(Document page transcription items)
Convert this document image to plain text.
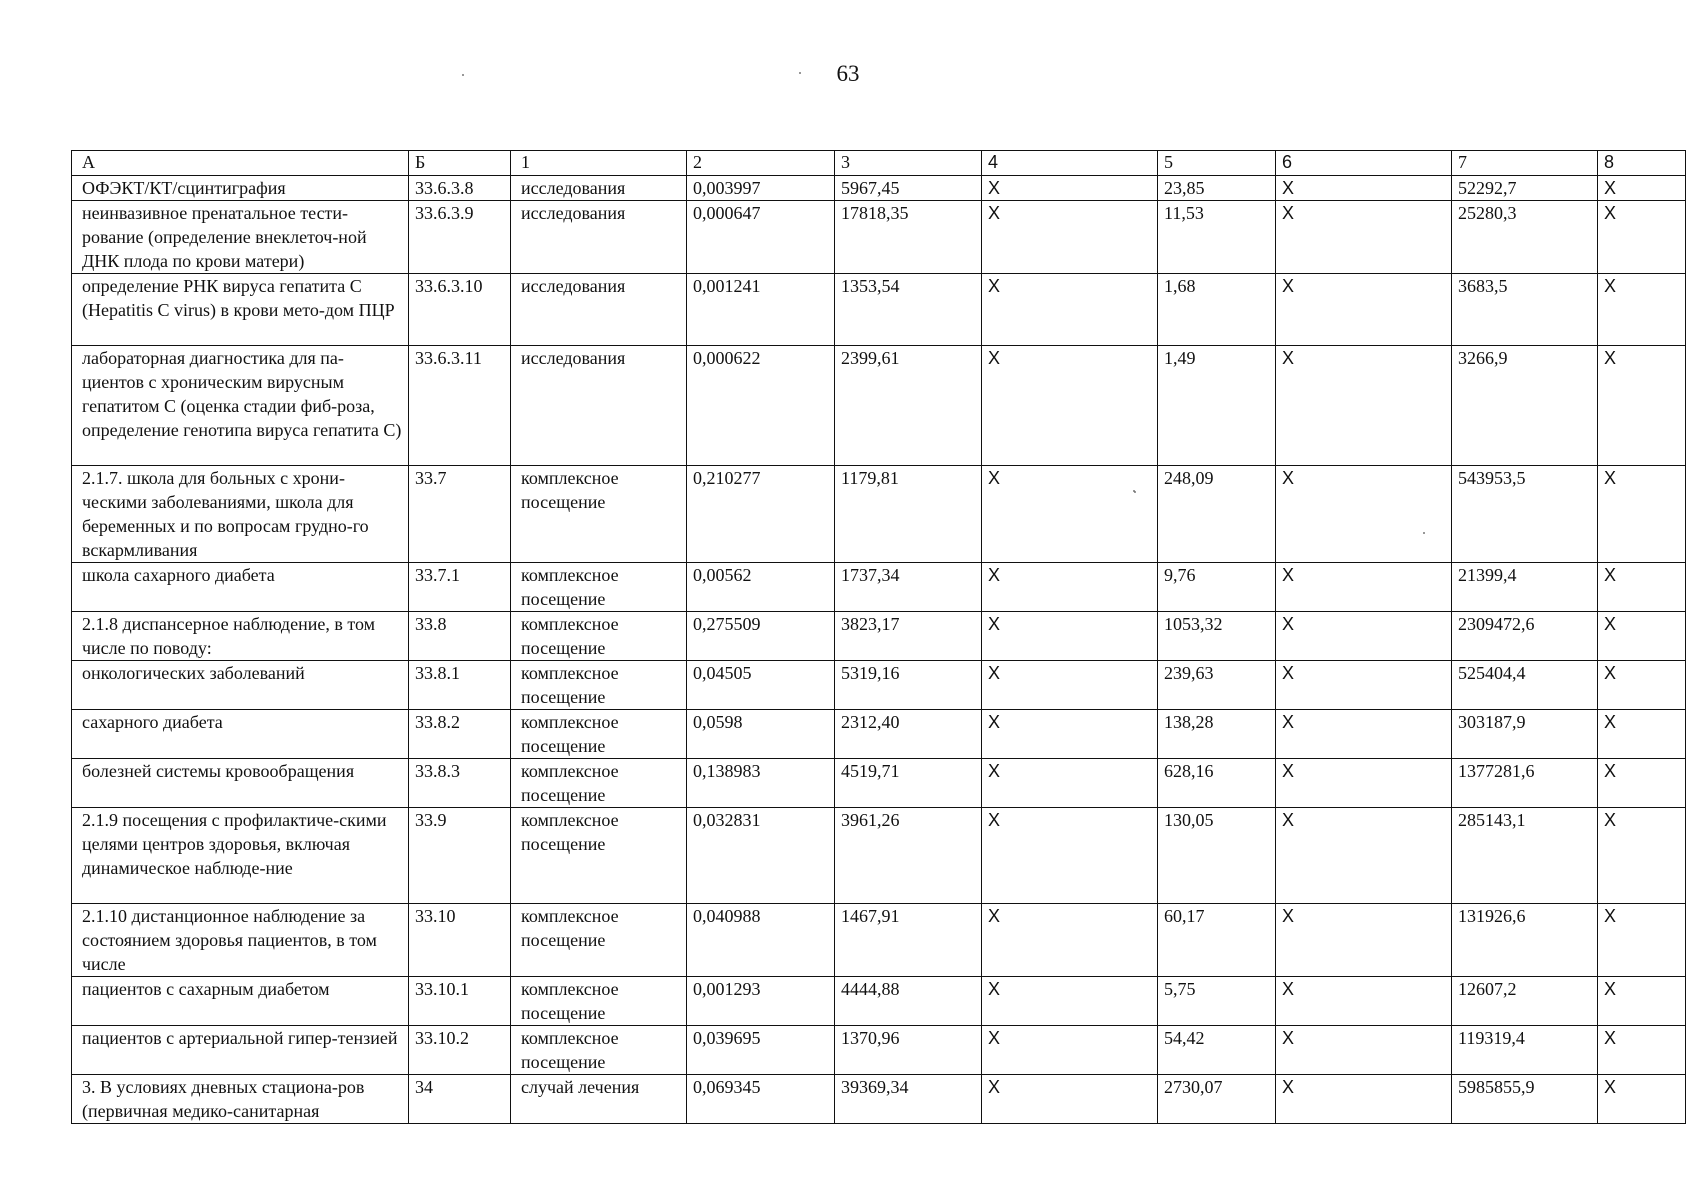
63
А	Б	1	2	3	4	5	6	7	8
ОФЭКТ/КТ/сцинтиграфия	33.6.3.8	исследования	0,003997	5967,45	Х	23,85	Х	52292,7	Х
неинвазивное пренатальное тести-рование (определение внеклеточ-ной ДНК плода по крови матери)	33.6.3.9	исследования	0,000647	17818,35	Х	11,53	Х	25280,3	Х
определение РНК вируса гепатита С (Hepatitis C virus) в крови мето-дом ПЦР	33.6.3.10	исследования	0,001241	1353,54	Х	1,68	Х	3683,5	Х
лабораторная диагностика для па-циентов с хроническим вирусным гепатитом С (оценка стадии фиб-роза, определение генотипа вируса гепатита С)	33.6.3.11	исследования	0,000622	2399,61	Х	1,49	Х	3266,9	Х
2.1.7. школа для больных с хрони-ческими заболеваниями, школа для беременных и по вопросам грудно-го вскармливания	33.7	комплексное посещение	0,210277	1179,81	Х	248,09	Х	543953,5	Х
школа сахарного диабета	33.7.1	комплексное посещение	0,00562	1737,34	Х	9,76	Х	21399,4	Х
2.1.8 диспансерное наблюдение, в том числе по поводу:	33.8	комплексное посещение	0,275509	3823,17	Х	1053,32	Х	2309472,6	Х
онкологических заболеваний	33.8.1	комплексное посещение	0,04505	5319,16	Х	239,63	Х	525404,4	Х
сахарного диабета	33.8.2	комплексное посещение	0,0598	2312,40	Х	138,28	Х	303187,9	Х
болезней системы кровообращения	33.8.3	комплексное посещение	0,138983	4519,71	Х	628,16	Х	1377281,6	Х
2.1.9 посещения с профилактиче-скими целями центров здоровья, включая динамическое наблюде-ние	33.9	комплексное посещение	0,032831	3961,26	Х	130,05	Х	285143,1	Х
2.1.10 дистанционное наблюдение за состоянием здоровья пациентов, в том числе	33.10	комплексное посещение	0,040988	1467,91	Х	60,17	Х	131926,6	Х
пациентов с сахарным диабетом	33.10.1	комплексное посещение	0,001293	4444,88	Х	5,75	Х	12607,2	Х
пациентов с артериальной гипер-тензией	33.10.2	комплексное посещение	0,039695	1370,96	Х	54,42	Х	119319,4	Х
3. В условиях дневных стациона-ров (первичная медико-санитарная	34	случай лечения	0,069345	39369,34	Х	2730,07	Х	5985855,9	Х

> **Task item**: Please repeat all of the data exactly, excluding images.

> **Response box**:
Convert this document image to plain text.
63
А	Б	1	2	3	4	5	6	7	8
ОФЭКТ/КТ/сцинтиграфия	33.6.3.8	исследования	0,003997	5967,45	Х	23,85	Х	52292,7	Х
неинвазивное пренатальное тести-рование (определение внеклеточ-ной ДНК плода по крови матери)	33.6.3.9	исследования	0,000647	17818,35	Х	11,53	Х	25280,3	Х
определение РНК вируса гепатита С (Hepatitis C virus) в крови мето-дом ПЦР	33.6.3.10	исследования	0,001241	1353,54	Х	1,68	Х	3683,5	Х
лабораторная диагностика для па-циентов с хроническим вирусным гепатитом С (оценка стадии фиб-роза, определение генотипа вируса гепатита С)	33.6.3.11	исследования	0,000622	2399,61	Х	1,49	Х	3266,9	Х
2.1.7. школа для больных с хрони-ческими заболеваниями, школа для беременных и по вопросам грудно-го вскармливания	33.7	комплексное посещение	0,210277	1179,81	Х	248,09	Х	543953,5	Х
школа сахарного диабета	33.7.1	комплексное посещение	0,00562	1737,34	Х	9,76	Х	21399,4	Х
2.1.8 диспансерное наблюдение, в том числе по поводу:	33.8	комплексное посещение	0,275509	3823,17	Х	1053,32	Х	2309472,6	Х
онкологических заболеваний	33.8.1	комплексное посещение	0,04505	5319,16	Х	239,63	Х	525404,4	Х
сахарного диабета	33.8.2	комплексное посещение	0,0598	2312,40	Х	138,28	Х	303187,9	Х
болезней системы кровообращения	33.8.3	комплексное посещение	0,138983	4519,71	Х	628,16	Х	1377281,6	Х
2.1.9 посещения с профилактиче-скими целями центров здоровья, включая динамическое наблюде-ние	33.9	комплексное посещение	0,032831	3961,26	Х	130,05	Х	285143,1	Х
2.1.10 дистанционное наблюдение за состоянием здоровья пациентов, в том числе	33.10	комплексное посещение	0,040988	1467,91	Х	60,17	Х	131926,6	Х
пациентов с сахарным диабетом	33.10.1	комплексное посещение	0,001293	4444,88	Х	5,75	Х	12607,2	Х
пациентов с артериальной гипер-тензией	33.10.2	комплексное посещение	0,039695	1370,96	Х	54,42	Х	119319,4	Х
3. В условиях дневных стациона-ров (первичная медико-санитарная	34	случай лечения	0,069345	39369,34	Х	2730,07	Х	5985855,9	Х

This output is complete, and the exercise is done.